[Work to complete] Select and copy out every line in the records containing "Students".

* begin Material supplied *

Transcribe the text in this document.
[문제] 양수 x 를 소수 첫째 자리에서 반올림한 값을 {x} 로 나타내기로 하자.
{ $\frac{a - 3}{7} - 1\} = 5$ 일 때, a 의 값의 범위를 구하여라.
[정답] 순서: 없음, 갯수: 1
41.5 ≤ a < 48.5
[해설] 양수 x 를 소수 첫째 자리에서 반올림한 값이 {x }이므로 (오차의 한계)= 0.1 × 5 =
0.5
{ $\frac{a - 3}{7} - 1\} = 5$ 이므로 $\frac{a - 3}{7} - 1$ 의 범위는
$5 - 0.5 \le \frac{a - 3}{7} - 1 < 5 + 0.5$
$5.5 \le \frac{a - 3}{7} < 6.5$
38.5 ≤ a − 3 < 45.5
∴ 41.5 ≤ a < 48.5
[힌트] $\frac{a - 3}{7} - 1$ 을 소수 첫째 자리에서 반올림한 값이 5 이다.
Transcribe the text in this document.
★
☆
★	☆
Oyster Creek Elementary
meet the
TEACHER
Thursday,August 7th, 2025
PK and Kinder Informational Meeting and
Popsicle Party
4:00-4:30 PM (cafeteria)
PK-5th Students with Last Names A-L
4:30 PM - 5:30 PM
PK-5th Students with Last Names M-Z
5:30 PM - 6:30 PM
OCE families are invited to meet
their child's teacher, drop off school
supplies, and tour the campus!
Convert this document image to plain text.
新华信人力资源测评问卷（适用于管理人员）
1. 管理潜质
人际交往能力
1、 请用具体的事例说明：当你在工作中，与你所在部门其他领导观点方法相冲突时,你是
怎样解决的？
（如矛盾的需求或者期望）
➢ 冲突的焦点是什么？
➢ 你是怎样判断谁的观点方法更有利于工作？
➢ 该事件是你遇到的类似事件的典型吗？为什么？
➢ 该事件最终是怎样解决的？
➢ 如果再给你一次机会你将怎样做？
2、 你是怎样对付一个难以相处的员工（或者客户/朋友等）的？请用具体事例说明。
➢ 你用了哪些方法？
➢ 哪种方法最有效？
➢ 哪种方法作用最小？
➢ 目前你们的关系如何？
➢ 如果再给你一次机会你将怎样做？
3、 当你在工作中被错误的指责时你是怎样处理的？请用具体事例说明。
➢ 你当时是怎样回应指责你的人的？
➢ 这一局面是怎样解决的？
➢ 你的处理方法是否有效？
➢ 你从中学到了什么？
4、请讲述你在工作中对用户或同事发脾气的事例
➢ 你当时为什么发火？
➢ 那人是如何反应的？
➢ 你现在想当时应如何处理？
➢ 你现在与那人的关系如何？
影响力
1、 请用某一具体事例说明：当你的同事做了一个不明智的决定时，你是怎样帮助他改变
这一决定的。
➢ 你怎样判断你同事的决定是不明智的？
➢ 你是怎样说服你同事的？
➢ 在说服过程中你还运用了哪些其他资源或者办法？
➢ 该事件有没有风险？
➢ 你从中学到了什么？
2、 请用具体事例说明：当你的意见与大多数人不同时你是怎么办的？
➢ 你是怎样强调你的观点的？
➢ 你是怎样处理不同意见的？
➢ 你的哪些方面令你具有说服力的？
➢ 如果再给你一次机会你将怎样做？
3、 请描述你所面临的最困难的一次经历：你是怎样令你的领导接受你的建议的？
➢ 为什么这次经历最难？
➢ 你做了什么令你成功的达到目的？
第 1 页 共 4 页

* end Material supplied *

[Problem solution]
PK-5th Students with Last Names A-L
PK-5th Students with Last Names M-Z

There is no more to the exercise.